- _Условие задания_:
Воспроизведите без изменений строки записей, начиная со строки с «attempts-count: Attempts: 0» и заканчивая строкой с «matrix-cell: 3 (975, 412, 988, 441)», включая обе.

- _Записи разметки_:
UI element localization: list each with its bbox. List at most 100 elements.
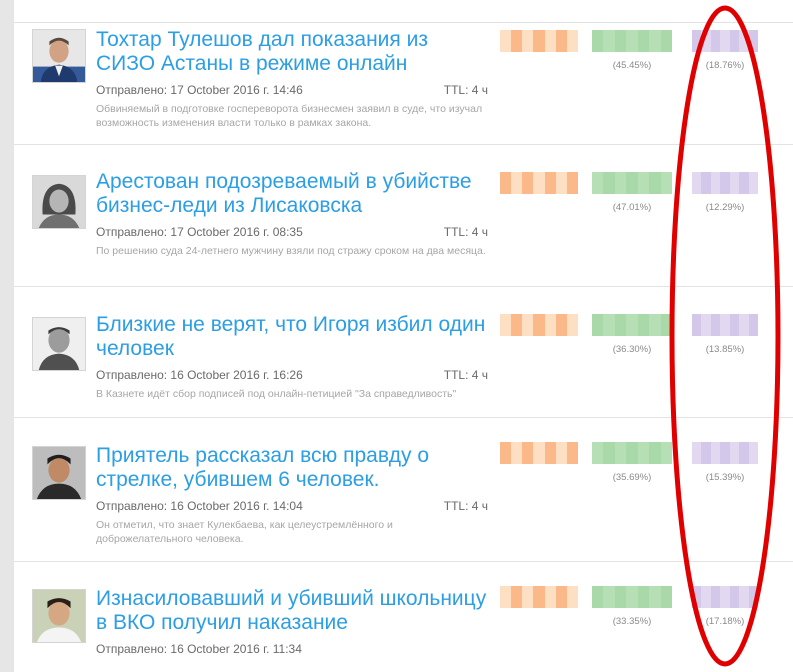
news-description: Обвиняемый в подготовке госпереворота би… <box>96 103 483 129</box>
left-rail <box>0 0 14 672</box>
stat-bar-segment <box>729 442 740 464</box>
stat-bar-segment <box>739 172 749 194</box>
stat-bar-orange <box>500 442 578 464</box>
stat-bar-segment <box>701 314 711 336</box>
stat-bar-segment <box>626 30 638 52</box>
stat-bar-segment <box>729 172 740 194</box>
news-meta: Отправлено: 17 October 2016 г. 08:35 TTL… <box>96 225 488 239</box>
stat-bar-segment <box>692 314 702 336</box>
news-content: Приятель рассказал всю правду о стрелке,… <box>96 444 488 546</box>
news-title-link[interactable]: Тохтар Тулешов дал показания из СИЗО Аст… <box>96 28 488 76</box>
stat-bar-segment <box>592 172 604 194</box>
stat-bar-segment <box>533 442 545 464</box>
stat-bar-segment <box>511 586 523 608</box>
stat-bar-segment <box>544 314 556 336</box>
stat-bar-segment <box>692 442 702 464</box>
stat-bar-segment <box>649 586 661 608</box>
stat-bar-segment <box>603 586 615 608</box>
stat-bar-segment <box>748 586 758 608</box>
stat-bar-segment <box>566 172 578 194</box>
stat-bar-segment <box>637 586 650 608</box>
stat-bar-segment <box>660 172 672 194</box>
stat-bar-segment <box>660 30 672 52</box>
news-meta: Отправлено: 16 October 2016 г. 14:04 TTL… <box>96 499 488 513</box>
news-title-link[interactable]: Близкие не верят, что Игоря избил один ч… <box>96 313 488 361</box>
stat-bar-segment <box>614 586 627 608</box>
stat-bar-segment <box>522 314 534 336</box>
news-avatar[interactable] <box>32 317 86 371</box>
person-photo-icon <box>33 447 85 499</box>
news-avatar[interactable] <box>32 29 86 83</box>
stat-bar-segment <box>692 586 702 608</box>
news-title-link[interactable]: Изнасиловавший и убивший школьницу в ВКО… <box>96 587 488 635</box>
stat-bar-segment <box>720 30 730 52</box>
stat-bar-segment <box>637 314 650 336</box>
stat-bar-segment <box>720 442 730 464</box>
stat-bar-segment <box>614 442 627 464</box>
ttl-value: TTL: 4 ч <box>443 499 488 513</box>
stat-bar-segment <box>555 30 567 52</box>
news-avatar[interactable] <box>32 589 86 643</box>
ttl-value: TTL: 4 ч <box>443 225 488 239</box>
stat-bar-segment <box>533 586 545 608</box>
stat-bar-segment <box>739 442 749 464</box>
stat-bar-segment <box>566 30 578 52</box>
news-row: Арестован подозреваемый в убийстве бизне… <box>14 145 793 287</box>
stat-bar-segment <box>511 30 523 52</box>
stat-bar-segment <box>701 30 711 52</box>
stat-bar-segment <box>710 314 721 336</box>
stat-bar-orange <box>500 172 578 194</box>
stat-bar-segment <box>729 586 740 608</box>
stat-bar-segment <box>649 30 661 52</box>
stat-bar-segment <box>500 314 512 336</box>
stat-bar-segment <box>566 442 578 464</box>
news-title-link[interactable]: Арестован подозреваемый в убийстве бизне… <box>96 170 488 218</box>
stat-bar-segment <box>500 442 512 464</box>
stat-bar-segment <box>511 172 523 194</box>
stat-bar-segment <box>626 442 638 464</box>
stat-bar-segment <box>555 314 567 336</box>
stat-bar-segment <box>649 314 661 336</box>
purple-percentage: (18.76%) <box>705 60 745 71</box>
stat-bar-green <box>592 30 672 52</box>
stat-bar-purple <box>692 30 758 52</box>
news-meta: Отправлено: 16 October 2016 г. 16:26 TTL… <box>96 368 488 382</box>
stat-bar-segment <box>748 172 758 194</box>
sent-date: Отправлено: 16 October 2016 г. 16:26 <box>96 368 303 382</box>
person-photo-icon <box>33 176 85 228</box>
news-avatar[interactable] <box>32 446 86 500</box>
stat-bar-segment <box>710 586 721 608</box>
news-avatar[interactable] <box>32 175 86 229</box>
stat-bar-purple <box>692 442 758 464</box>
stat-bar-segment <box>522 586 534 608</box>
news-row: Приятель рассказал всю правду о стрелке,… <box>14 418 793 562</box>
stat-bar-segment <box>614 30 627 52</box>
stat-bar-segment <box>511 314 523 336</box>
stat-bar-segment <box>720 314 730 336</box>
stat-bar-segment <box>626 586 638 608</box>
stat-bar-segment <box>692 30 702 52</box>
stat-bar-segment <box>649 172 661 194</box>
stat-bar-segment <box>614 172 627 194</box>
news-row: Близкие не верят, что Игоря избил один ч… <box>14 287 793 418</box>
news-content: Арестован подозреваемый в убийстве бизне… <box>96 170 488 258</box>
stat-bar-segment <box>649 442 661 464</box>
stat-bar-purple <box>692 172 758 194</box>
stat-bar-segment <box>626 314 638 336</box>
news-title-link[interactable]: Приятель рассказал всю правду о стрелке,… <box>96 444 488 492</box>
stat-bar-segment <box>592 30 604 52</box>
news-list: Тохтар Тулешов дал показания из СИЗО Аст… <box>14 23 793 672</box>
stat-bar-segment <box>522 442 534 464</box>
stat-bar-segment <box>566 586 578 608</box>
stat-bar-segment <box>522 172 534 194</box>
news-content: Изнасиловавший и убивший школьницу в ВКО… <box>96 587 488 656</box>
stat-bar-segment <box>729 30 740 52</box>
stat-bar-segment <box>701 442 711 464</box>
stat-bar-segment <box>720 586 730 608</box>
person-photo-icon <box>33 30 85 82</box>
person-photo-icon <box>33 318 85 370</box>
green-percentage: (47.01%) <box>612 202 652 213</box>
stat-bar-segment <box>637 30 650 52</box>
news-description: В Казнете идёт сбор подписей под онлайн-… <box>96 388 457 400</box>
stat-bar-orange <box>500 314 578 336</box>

...

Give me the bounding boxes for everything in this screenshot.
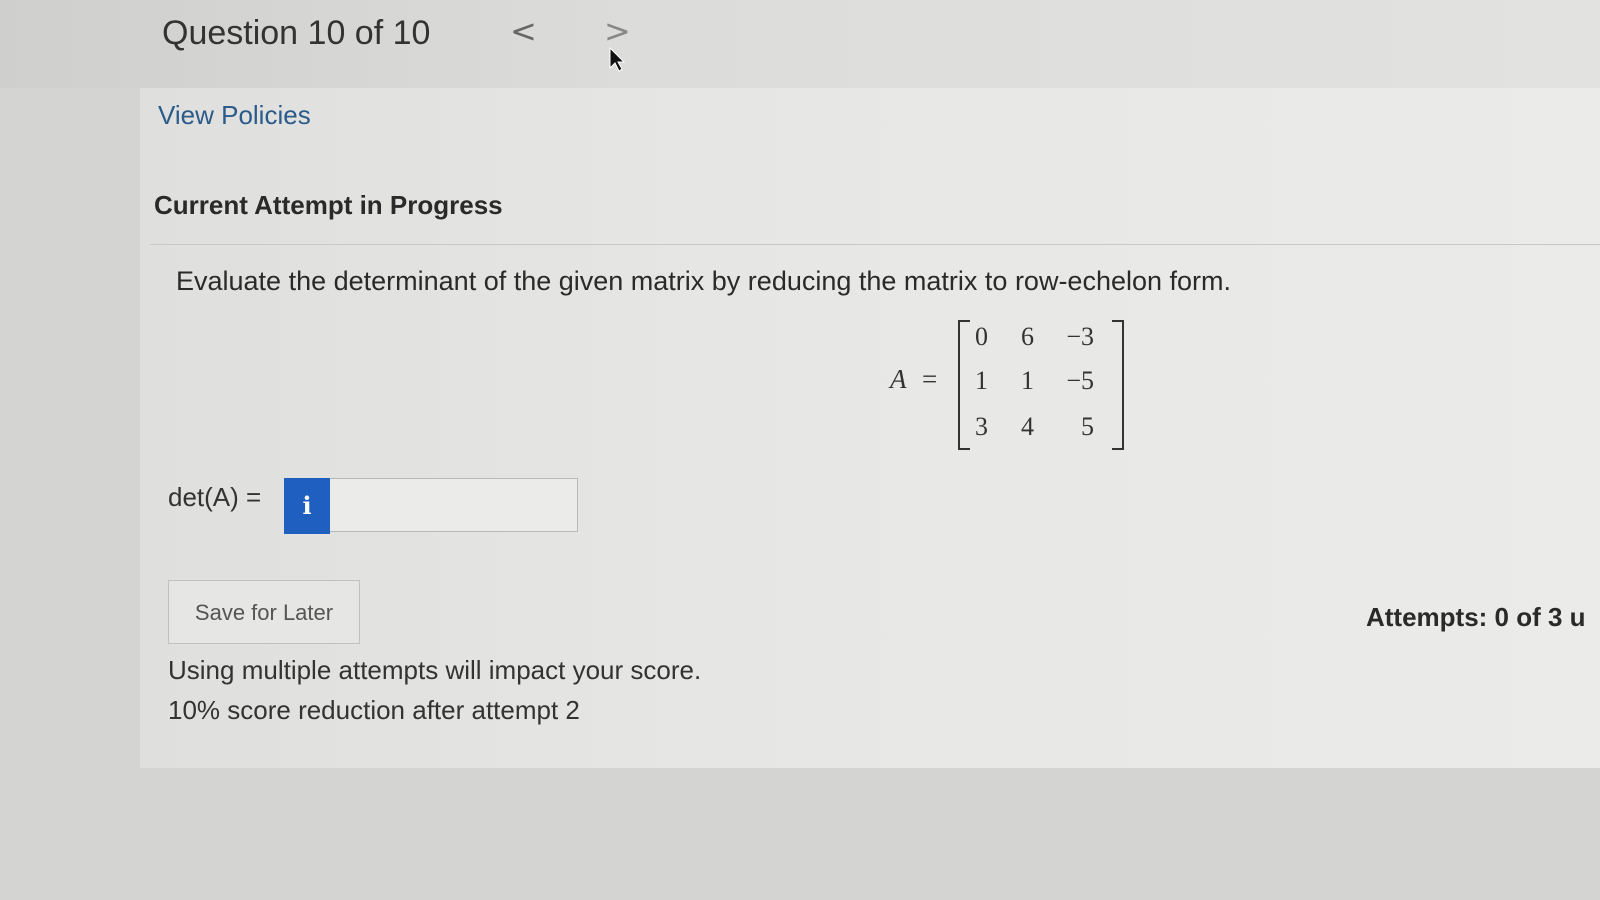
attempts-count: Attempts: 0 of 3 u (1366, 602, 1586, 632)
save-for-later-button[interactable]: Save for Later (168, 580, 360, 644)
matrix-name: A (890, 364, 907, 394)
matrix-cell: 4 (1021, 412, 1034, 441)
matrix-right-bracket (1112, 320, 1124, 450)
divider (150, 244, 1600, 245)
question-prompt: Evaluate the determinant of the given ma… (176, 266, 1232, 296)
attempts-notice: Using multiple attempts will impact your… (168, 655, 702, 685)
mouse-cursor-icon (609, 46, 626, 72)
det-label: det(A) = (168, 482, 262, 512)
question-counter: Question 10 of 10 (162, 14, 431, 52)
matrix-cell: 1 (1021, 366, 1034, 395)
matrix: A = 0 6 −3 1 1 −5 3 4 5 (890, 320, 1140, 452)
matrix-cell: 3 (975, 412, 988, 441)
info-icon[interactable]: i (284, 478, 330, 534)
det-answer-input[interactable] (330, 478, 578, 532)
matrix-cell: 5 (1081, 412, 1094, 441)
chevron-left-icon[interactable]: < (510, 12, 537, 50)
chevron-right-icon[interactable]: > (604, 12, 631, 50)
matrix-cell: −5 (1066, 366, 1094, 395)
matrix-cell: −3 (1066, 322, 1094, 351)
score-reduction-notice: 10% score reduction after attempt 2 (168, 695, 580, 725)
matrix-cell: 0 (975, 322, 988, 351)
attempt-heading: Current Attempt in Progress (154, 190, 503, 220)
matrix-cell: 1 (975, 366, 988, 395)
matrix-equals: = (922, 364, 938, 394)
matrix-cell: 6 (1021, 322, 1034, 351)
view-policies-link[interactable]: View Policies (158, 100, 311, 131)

- _Решение_:
attempts-count: Attempts: 0 of 3 u (1366, 602, 1586, 632)
save-for-later-button[interactable]: Save for Later (168, 580, 360, 644)
matrix-name: A (890, 364, 907, 394)
matrix-cell: 4 (1021, 412, 1034, 441)
matrix-right-bracket (1112, 320, 1124, 450)
divider (150, 244, 1600, 245)
question-prompt: Evaluate the determinant of the given ma… (176, 266, 1232, 296)
attempts-notice: Using multiple attempts will impact your… (168, 655, 702, 685)
mouse-cursor-icon (609, 46, 626, 72)
det-label: det(A) = (168, 482, 262, 512)
question-counter: Question 10 of 10 (162, 14, 431, 52)
matrix-cell: 1 (1021, 366, 1034, 395)
matrix: A = 0 6 −3 1 1 −5 3 4 5 (890, 320, 1140, 452)
matrix-cell: 3 (975, 412, 988, 441)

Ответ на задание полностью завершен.